Items from a figure collection
-=-=-=-=-
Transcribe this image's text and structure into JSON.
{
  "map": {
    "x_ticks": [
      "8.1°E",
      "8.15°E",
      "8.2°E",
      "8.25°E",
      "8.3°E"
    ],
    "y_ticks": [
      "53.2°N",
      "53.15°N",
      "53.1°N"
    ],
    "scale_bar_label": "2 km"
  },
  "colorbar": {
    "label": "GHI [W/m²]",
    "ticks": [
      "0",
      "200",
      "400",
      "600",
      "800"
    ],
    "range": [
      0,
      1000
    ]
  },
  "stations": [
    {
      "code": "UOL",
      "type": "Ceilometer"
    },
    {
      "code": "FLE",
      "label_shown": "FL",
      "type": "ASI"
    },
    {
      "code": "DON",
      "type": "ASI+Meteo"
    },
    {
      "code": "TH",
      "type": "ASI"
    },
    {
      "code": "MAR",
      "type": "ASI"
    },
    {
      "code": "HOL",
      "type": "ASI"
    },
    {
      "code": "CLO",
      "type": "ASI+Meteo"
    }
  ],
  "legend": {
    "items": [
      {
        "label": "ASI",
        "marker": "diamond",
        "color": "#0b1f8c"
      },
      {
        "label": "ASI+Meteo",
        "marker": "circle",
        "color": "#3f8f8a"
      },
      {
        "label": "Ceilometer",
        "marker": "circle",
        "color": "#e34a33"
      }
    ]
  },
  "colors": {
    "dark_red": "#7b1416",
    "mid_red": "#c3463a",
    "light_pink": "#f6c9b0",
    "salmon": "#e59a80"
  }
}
-=-=-=-=-
- **Problem requirements**
Reproduce the full listing word for word.

- **Output of the task**
Transcribe this image's text and structure into JSON.
{
  "map": {
    "x_ticks": [
      "8.1°E",
      "8.15°E",
      "8.2°E",
      "8.25°E",
      "8.3°E"
    ],
    "y_ticks": [
      "53.2°N",
      "53.15°N",
      "53.1°N"
    ],
    "scale_bar_label": "2 km"
  },
  "colorbar": {
    "label": "GHI [W/m²]",
    "ticks": [
      "0",
      "200",
      "400",
      "600",
      "800"
    ],
    "range": [
      0,
      1000
    ]
  },
  "stations": [
    {
      "code": "UOL",
      "type": "Ceilometer"
    },
    {
      "code": "FLE",
      "label_shown": "FL",
      "type": "ASI"
    },
    {
      "code": "DON",
      "type": "ASI+Meteo"
    },
    {
      "code": "TH",
      "type": "ASI"
    },
    {
      "code": "MAR",
      "type": "ASI"
    },
    {
      "code": "HOL",
      "type": "ASI"
    },
    {
      "code": "CLO",
      "type": "ASI+Meteo"
    }
  ],
  "legend": {
    "items": [
      {
        "label": "ASI",
        "marker": "diamond",
        "color": "#0b1f8c"
      },
      {
        "label": "ASI+Meteo",
        "marker": "circle",
        "color": "#3f8f8a"
      },
      {
        "label": "Ceilometer",
        "marker": "circle",
        "color": "#e34a33"
      }
    ]
  },
  "colors": {
    "dark_red": "#7b1416",
    "mid_red": "#c3463a",
    "light_pink": "#f6c9b0",
    "salmon": "#e59a80"
  }
}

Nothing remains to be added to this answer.